Short problem 1:
From the entries below, copy word for word the part that opens with the line containing "y-tick-label: 5 [172,435,183,457]" and closes with the line containing "bar [731,192,800,482]", both of those lines included.

[START Provided passage]

Pretenders: Configurable Fake Servers

Pretenders are Mocks for network applications. They are mainly designed to be used in system integration tests or manual tests where there is a need to simulate the behaviour of third party software that is not necessarily under your control.

Installation

Simply type:

$ pip install pretenders

If you want to run the UI, install like this, so that extra dependencies for the frontend are included:

$ pip install pretenders[ui]

Example usage

Start the server to listen on all network interfaces:

$ python -m pretenders.server.server --host 0.0.0.0 --port 8000

If you prefer, you can run the pretenders server in docker:

docker run -d --name pretenders -p 8000 pretenders/pretenders:1.4

HTTP mock in a test case

Sample HTTP mocking test case:

from pretenders.client.http import HTTPMock
from pretenders.common.constants import FOREVER

# Assume a running server
# Initialise the mock client and clear all responses
mock = HTTPMock('localhost', 8000)

# For GET requests to /hello reply with a body of 'Hello'
mock.when('GET /hello').reply('Hello', times=FOREVER)

# For the next three POST or PUT to /somewhere, simulate a BAD REQUEST status code
mock.when('(POST|PUT) /somewhere').reply(status=400, times=3)

# For the next request (any method, any URL) respond with some JSON data
mock.reply('{"temperature": 23}', headers={'Content-Type': 'application/json'})

# For the next GET request to /long take 100 seconds to respond.
mock.when('GET /long').reply('', after=100)

# If you need to reply different data depending on request body
# Regular expression to match certain body could be provided
mock.when('POST /body_requests', body='1.*').reply('First answer', times=FOREVER)
mock.when('POST /body_requests', body='2.*').reply('Second answer', times=FOREVER)

# Your code is exercised here, after setting up the mock URL
myapp.settings.FOO_ROOT_URL = mock.pretend_url
...

# Verify requests your code made
r = mock.get_request(0)
assert_equal(r.method, 'GET')
assert_equal(r.url, '/weather?city=barcelona')

[END Provided passage]
[START Supplied material]

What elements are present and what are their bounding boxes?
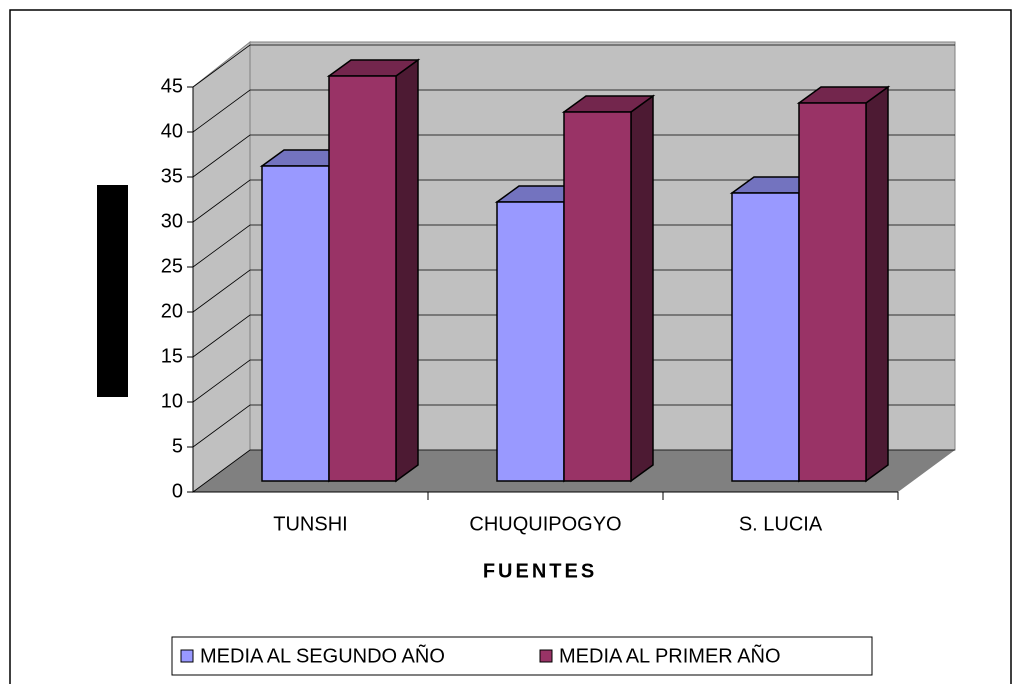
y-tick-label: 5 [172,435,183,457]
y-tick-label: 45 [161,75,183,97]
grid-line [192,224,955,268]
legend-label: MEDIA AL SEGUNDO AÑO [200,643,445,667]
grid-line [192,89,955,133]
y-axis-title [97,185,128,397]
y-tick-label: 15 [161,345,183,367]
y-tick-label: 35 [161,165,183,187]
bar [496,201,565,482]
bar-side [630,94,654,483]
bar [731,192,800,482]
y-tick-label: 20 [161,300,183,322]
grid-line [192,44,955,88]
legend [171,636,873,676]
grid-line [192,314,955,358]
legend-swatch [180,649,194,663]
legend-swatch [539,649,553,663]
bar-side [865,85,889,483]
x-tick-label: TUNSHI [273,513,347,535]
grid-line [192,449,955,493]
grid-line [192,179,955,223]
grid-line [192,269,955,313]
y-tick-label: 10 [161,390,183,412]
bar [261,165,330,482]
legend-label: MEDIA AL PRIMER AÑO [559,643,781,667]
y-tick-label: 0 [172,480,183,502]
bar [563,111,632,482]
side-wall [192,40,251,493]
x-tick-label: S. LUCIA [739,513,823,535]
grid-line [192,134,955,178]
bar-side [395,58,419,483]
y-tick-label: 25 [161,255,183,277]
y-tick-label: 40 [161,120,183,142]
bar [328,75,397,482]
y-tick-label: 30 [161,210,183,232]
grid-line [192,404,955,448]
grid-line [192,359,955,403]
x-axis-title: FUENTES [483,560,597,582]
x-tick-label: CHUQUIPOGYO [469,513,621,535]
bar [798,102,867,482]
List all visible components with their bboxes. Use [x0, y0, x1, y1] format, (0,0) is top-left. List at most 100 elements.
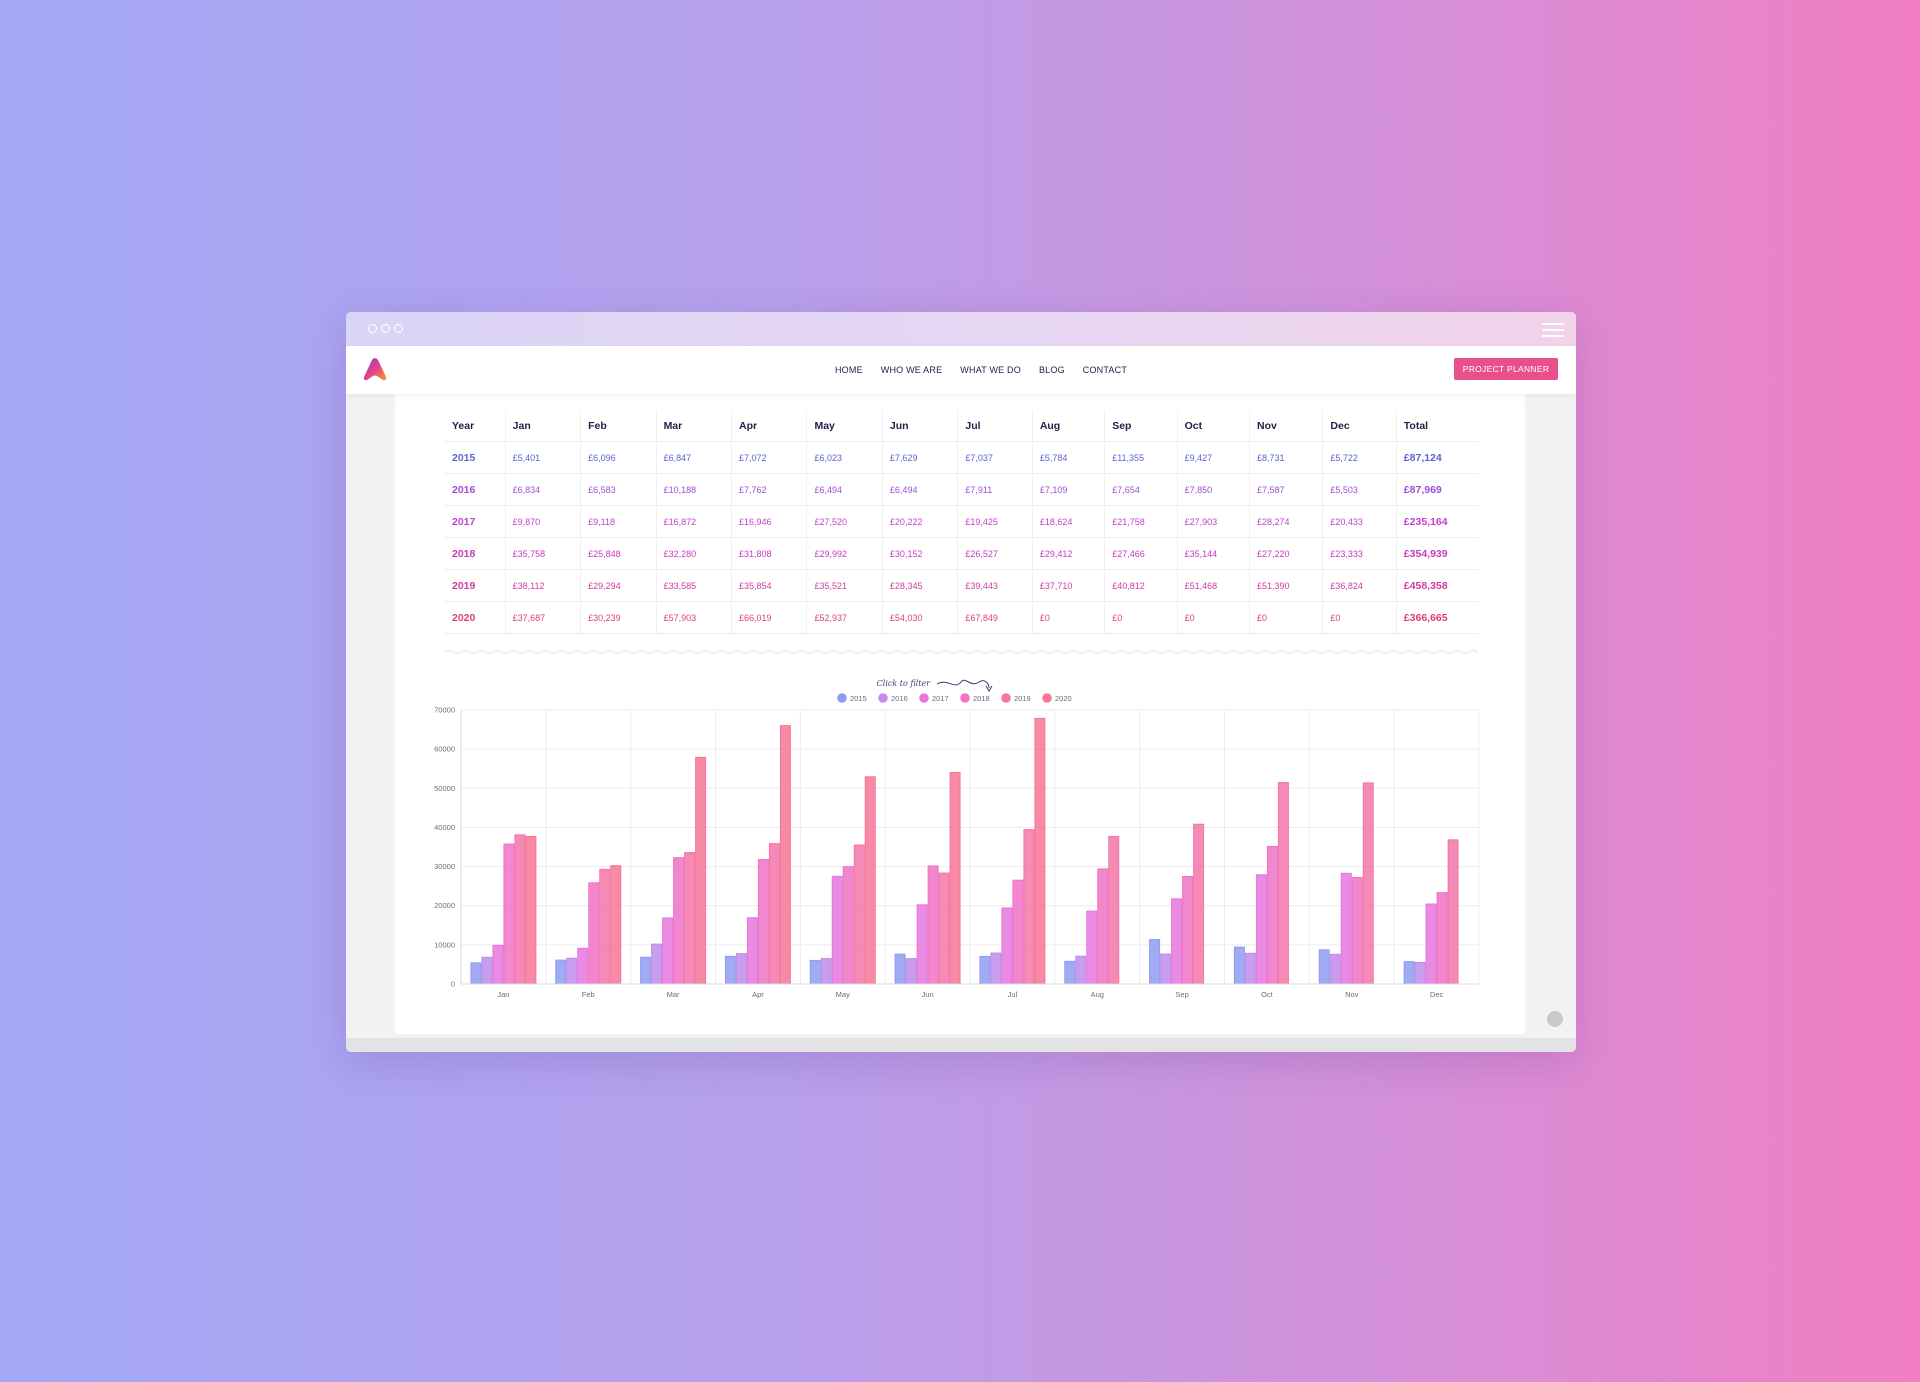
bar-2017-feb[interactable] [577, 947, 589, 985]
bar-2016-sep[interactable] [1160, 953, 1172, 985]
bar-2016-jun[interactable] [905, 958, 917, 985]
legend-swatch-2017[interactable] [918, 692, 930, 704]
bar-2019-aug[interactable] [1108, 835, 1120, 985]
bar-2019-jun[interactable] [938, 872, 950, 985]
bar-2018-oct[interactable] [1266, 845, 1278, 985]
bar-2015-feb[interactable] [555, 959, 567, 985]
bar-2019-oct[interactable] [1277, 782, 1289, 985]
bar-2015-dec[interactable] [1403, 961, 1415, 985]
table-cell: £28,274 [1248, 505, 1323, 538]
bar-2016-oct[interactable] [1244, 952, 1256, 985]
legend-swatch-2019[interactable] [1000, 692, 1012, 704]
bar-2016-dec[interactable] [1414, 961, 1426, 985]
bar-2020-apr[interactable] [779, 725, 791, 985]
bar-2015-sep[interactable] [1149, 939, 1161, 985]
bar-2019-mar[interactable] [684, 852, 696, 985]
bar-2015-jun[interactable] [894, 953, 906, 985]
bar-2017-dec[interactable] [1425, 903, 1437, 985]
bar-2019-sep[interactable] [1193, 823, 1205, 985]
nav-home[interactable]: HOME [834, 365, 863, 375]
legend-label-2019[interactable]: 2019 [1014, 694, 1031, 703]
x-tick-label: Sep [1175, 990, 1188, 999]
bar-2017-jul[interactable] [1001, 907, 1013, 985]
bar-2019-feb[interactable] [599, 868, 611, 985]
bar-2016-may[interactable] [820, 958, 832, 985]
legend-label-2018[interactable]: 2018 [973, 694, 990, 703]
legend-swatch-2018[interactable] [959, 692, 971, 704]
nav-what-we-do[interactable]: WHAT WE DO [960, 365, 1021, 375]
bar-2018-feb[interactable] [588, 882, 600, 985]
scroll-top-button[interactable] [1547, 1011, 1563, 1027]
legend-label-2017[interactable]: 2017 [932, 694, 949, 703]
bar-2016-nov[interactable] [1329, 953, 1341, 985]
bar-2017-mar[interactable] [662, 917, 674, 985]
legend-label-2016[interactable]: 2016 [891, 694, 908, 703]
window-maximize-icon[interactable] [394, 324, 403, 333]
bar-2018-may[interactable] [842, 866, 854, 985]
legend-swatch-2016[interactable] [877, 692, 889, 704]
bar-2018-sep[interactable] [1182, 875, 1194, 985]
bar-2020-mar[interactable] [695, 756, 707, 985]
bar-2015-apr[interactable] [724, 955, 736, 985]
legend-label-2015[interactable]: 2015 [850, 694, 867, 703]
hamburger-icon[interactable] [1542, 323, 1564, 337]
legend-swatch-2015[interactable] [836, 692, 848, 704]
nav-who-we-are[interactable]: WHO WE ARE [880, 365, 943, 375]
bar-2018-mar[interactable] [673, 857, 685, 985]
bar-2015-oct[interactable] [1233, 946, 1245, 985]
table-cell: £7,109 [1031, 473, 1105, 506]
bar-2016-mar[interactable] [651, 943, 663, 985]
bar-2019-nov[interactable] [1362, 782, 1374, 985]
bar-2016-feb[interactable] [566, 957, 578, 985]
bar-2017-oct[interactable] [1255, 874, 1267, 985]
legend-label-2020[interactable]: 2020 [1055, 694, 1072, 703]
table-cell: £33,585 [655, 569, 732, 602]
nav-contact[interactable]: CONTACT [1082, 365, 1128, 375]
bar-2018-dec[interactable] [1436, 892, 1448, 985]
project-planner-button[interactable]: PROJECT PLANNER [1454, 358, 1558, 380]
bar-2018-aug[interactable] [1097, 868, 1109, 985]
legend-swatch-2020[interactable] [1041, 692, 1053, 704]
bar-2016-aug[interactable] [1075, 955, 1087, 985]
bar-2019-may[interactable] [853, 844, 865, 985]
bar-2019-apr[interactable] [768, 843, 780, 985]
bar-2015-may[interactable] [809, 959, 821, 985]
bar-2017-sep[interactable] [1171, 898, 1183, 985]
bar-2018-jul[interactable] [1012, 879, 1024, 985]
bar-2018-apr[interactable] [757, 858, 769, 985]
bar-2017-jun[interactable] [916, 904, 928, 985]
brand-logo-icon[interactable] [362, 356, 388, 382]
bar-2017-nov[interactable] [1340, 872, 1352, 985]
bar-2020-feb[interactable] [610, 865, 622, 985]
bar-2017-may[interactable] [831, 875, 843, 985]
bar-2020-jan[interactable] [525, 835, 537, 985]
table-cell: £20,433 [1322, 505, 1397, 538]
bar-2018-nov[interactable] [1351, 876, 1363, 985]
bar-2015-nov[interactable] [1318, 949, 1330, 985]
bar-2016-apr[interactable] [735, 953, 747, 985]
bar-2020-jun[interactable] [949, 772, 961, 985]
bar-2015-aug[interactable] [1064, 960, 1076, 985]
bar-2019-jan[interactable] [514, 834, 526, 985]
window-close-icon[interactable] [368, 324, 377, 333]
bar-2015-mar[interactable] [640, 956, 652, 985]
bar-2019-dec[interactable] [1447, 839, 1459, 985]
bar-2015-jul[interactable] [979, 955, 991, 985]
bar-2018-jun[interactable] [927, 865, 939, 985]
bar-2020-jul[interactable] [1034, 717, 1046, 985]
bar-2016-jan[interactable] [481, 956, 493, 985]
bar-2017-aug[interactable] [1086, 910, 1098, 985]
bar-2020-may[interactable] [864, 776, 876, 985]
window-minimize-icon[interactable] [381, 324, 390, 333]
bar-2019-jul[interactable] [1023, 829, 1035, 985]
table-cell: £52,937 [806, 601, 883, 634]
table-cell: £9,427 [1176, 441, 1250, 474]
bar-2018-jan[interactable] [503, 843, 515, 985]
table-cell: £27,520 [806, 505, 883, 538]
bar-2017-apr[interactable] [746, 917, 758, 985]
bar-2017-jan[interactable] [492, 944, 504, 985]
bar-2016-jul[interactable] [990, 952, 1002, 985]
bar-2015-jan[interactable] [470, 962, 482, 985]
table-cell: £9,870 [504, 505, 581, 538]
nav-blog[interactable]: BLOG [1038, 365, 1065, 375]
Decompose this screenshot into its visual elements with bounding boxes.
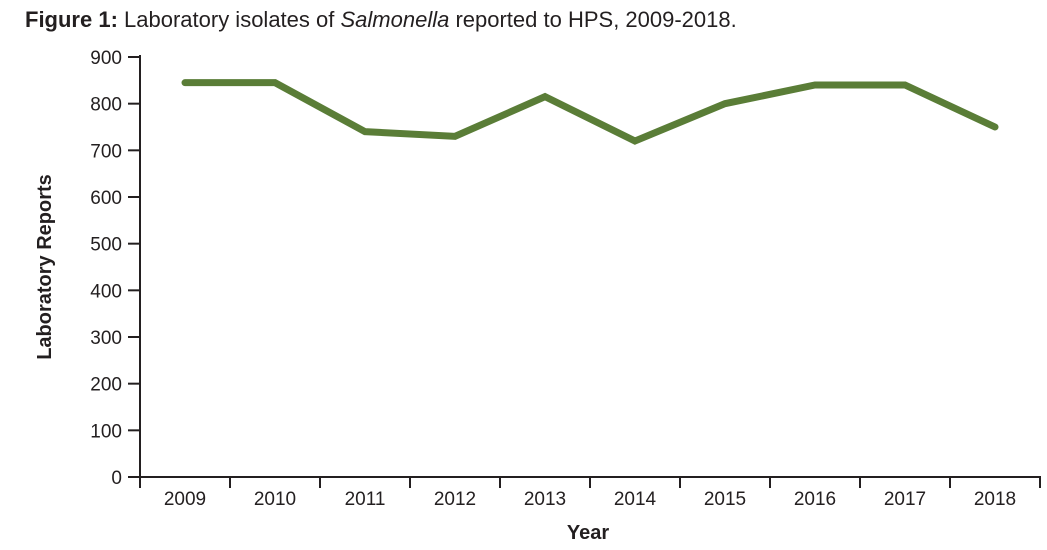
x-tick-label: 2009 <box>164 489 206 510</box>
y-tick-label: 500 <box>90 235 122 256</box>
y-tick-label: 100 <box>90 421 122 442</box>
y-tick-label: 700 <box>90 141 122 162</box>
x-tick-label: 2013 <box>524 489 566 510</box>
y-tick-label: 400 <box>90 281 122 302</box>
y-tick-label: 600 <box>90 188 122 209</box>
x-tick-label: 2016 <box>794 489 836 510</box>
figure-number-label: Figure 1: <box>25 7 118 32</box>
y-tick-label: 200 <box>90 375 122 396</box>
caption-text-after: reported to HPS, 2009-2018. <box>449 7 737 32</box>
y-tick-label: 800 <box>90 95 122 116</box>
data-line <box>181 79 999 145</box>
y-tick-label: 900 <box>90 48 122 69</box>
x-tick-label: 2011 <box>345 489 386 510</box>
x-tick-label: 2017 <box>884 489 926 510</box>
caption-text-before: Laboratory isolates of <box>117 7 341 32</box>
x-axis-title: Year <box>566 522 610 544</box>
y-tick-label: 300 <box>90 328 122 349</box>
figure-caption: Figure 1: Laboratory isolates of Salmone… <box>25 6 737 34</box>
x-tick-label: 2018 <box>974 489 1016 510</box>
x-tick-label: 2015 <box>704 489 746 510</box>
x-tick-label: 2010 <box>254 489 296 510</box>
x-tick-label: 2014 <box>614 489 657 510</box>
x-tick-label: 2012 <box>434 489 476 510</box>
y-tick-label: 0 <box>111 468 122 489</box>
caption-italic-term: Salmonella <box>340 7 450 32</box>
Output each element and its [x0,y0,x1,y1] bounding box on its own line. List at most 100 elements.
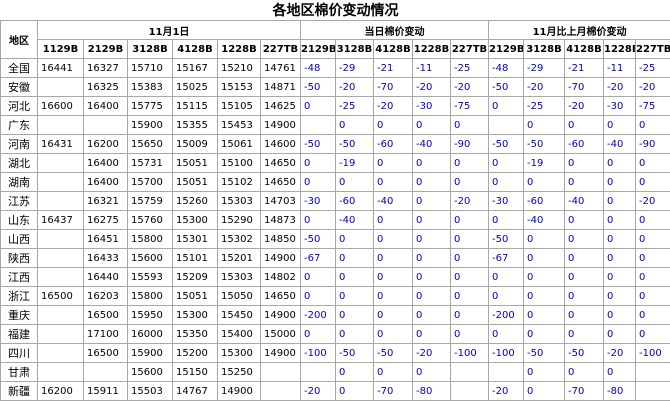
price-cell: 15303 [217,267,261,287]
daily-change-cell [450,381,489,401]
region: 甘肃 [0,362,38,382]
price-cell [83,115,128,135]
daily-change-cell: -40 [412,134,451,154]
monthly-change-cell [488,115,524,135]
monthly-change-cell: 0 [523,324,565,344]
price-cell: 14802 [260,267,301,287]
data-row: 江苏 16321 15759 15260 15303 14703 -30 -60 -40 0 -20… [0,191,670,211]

[END Supplied material]

Short problem 2:
In the Pretenders page, shorten the paragraph beginning "Pretenders are Mocks for network applications" to a single brief sentence that keeps its main facts.

Reply 1:
y-tick-label: 5 [172,435,183,457]
y-tick-label: 45 [161,75,183,97]
grid-line [192,224,955,268]
legend-label: MEDIA AL SEGUNDO AÑO [200,643,445,667]
grid-line [192,89,955,133]
y-axis-title [97,185,128,397]
y-tick-label: 15 [161,345,183,367]
y-tick-label: 35 [161,165,183,187]
bar [496,201,565,482]
bar-side [630,94,654,483]
bar [731,192,800,482]

Reply 2:
Pretenders are mocks for network applications, meant mainly for system integration or manual tests that need to simulate third-party software not necessarily under your control.